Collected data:
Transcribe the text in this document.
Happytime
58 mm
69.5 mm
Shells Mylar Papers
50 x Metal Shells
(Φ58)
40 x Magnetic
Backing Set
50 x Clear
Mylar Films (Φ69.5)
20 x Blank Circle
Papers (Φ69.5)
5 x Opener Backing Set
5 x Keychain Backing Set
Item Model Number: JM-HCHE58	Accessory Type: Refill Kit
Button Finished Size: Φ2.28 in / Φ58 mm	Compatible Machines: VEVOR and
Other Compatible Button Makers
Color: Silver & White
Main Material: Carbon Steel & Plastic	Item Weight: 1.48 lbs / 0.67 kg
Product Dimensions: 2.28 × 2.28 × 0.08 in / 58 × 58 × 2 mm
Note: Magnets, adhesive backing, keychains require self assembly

---

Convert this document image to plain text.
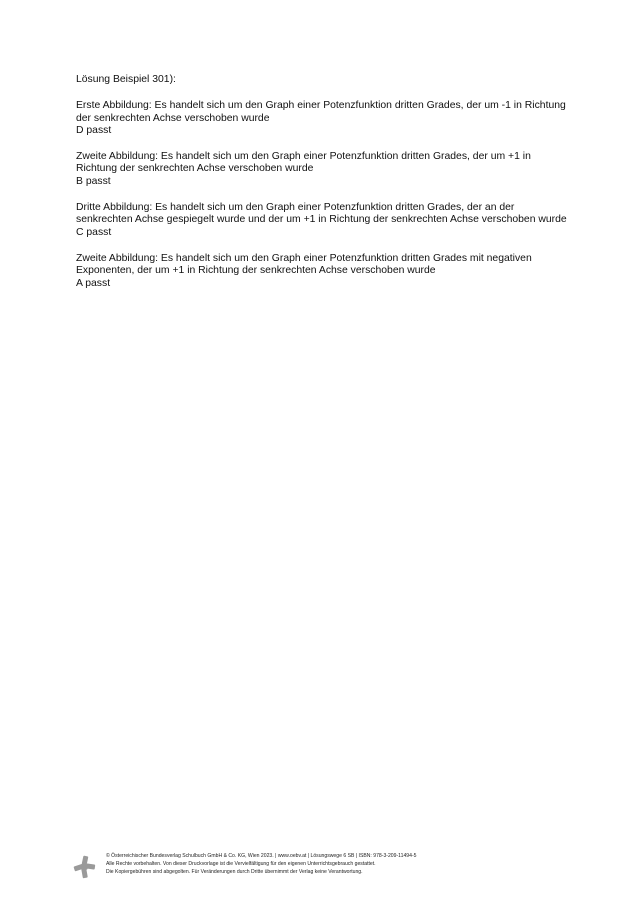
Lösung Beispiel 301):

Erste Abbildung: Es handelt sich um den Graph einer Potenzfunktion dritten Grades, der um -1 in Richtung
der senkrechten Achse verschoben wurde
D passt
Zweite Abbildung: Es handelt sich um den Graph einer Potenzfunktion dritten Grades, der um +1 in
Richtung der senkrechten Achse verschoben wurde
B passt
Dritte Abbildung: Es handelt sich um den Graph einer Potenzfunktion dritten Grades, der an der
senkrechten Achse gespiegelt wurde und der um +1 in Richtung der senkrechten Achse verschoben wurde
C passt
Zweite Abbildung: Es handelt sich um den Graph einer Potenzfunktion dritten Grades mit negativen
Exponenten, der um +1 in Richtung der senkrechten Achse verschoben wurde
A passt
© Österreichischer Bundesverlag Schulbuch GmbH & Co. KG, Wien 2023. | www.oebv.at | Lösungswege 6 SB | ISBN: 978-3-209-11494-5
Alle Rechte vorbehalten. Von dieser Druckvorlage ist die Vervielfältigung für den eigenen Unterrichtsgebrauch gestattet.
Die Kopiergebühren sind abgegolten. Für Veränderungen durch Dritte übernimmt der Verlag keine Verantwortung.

TASK
Read the data above. Pull out each line in which the string "Graph" appears.

ANSWER TO THE EXERCISE
Erste Abbildung: Es handelt sich um den Graph einer Potenzfunktion dritten Grades, der um -1 in Richtung
Zweite Abbildung: Es handelt sich um den Graph einer Potenzfunktion dritten Grades, der um +1 in
Dritte Abbildung: Es handelt sich um den Graph einer Potenzfunktion dritten Grades, der an der
Zweite Abbildung: Es handelt sich um den Graph einer Potenzfunktion dritten Grades mit negativen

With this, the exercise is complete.